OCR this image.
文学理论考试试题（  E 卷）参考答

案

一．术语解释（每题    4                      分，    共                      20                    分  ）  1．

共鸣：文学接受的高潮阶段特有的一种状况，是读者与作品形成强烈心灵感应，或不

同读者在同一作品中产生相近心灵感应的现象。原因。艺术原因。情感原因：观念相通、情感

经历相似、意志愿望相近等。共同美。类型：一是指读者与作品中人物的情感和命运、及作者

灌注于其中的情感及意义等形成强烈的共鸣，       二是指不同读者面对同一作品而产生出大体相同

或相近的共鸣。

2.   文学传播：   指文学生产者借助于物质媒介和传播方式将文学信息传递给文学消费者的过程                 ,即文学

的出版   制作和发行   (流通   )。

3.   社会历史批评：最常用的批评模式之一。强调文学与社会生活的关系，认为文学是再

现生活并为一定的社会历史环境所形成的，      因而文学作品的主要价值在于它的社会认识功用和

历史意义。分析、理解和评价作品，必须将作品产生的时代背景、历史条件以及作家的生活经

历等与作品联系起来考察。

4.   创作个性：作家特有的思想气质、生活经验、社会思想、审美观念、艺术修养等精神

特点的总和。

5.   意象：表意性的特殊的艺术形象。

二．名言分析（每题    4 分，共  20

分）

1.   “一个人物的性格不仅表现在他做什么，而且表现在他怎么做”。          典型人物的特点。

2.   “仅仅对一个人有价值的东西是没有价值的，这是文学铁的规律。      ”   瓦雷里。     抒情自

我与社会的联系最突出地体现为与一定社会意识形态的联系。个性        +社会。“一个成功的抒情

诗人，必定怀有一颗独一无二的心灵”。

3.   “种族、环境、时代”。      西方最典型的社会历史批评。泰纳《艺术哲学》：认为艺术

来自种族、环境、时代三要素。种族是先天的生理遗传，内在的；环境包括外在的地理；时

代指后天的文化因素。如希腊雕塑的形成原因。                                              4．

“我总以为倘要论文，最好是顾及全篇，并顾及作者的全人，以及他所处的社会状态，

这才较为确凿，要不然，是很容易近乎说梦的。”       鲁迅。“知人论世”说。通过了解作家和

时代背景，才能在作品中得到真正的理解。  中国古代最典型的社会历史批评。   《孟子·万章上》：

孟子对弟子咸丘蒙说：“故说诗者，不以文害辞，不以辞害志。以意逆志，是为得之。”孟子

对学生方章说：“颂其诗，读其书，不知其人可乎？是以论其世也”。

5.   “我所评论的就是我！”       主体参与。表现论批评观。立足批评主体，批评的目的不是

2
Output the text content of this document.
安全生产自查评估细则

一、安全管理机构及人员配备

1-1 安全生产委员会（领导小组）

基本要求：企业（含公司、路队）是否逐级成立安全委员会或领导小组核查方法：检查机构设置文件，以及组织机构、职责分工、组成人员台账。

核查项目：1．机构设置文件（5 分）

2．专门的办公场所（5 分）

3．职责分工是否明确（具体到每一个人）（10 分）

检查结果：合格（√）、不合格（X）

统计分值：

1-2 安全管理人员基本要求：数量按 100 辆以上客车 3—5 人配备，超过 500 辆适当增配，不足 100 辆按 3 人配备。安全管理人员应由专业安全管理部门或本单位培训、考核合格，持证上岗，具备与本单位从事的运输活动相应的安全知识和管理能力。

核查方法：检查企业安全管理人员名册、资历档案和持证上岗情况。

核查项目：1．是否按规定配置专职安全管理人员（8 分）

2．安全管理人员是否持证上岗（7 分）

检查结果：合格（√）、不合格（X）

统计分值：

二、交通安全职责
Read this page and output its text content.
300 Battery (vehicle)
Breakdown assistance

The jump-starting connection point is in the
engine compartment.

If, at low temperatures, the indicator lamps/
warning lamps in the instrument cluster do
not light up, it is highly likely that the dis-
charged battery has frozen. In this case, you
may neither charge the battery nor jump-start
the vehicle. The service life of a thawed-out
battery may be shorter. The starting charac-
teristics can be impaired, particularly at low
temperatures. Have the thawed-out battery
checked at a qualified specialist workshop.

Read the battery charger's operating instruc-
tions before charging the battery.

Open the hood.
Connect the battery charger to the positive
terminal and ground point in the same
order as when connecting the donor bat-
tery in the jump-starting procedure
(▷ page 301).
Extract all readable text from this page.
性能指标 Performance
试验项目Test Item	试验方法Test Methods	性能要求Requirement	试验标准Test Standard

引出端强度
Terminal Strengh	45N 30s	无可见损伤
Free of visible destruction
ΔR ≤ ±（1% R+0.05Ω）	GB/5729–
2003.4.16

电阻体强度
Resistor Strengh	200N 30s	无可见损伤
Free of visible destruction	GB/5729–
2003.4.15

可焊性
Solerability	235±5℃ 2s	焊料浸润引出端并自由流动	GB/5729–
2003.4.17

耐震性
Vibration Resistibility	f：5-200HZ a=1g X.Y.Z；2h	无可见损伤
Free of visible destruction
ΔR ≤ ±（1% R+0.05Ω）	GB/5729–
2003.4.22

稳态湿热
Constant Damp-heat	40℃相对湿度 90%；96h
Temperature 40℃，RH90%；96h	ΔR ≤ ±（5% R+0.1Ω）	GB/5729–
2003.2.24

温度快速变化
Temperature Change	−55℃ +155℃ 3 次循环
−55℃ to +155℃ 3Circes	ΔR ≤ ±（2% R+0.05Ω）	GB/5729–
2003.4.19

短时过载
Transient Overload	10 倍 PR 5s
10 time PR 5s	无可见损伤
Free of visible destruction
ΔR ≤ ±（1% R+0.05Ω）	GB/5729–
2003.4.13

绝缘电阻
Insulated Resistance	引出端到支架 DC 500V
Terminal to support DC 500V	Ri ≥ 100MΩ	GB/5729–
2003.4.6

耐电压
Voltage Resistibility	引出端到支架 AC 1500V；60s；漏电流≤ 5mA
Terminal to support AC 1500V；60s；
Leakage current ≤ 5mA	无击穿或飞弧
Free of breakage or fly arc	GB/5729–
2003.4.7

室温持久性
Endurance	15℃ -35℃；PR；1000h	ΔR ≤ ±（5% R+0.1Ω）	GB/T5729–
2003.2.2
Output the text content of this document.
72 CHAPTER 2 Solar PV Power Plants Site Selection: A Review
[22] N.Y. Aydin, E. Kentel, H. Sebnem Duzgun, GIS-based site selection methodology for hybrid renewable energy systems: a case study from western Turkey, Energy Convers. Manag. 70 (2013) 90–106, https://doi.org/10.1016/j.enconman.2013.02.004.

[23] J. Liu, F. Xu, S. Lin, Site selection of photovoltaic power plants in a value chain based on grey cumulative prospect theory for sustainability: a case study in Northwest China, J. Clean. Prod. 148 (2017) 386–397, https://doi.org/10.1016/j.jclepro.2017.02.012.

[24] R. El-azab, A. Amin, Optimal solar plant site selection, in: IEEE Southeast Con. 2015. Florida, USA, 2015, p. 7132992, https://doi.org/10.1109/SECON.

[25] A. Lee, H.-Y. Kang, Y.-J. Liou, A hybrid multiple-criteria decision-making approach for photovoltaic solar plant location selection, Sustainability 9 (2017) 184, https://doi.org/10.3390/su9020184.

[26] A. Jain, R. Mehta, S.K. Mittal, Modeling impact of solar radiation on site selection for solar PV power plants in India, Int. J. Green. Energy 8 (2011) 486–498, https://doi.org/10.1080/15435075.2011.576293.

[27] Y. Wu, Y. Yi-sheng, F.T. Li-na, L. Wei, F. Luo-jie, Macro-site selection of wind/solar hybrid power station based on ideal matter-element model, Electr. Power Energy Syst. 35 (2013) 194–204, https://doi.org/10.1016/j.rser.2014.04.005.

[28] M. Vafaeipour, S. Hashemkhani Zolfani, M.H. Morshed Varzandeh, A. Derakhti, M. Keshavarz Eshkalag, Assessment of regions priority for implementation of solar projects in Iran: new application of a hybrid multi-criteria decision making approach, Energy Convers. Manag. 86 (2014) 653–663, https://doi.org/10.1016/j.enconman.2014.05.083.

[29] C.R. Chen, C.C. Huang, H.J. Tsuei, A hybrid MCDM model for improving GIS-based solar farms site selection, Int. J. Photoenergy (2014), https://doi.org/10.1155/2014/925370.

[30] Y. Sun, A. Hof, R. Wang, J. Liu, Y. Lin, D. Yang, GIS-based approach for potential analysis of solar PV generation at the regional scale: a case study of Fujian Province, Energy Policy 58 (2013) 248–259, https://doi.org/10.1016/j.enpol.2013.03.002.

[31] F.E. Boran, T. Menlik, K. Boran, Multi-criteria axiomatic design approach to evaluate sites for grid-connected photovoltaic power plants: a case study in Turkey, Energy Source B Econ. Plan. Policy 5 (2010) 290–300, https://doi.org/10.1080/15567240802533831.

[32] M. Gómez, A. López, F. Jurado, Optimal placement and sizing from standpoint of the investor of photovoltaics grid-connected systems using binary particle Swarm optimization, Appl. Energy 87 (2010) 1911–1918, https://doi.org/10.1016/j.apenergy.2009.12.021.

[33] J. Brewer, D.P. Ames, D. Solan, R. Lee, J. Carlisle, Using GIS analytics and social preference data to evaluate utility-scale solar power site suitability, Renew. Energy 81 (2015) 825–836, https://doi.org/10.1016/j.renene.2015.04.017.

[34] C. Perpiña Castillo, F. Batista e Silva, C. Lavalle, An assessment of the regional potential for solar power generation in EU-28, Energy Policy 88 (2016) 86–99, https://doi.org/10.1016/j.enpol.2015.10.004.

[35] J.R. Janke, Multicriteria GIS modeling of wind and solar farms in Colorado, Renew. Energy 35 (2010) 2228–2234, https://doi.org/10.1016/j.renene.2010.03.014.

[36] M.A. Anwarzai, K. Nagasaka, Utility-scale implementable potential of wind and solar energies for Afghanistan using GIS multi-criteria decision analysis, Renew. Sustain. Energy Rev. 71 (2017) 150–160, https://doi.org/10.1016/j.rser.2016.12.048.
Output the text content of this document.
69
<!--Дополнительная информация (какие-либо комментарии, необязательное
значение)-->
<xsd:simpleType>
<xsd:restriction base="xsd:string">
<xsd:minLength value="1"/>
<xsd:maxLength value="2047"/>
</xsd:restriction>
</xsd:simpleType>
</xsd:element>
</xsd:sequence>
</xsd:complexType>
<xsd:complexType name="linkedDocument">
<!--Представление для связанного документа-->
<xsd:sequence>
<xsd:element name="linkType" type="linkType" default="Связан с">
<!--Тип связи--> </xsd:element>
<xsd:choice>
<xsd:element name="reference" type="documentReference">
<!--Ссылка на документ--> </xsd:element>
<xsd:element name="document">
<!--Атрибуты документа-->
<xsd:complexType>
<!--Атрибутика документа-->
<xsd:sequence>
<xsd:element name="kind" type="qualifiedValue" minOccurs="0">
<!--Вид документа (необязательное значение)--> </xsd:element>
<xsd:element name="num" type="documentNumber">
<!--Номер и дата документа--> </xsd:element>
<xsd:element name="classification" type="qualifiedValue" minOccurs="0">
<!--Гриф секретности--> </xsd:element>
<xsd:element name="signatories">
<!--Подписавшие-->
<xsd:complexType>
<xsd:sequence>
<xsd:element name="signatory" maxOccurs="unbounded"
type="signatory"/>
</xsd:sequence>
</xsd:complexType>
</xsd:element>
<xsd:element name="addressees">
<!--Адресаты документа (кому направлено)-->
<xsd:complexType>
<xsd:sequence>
+---+
To do
Where a line above includes "документа", copy that line.

Complete answer
<!--Представление для связанного документа-->
<!--Атрибуты документа-->
<!--Атрибутика документа-->
<!--Вид документа (необязательное значение)--> </xsd:element>
<!--Номер и дата документа--> </xsd:element>
<!--Адресаты документа (кому направлено)-->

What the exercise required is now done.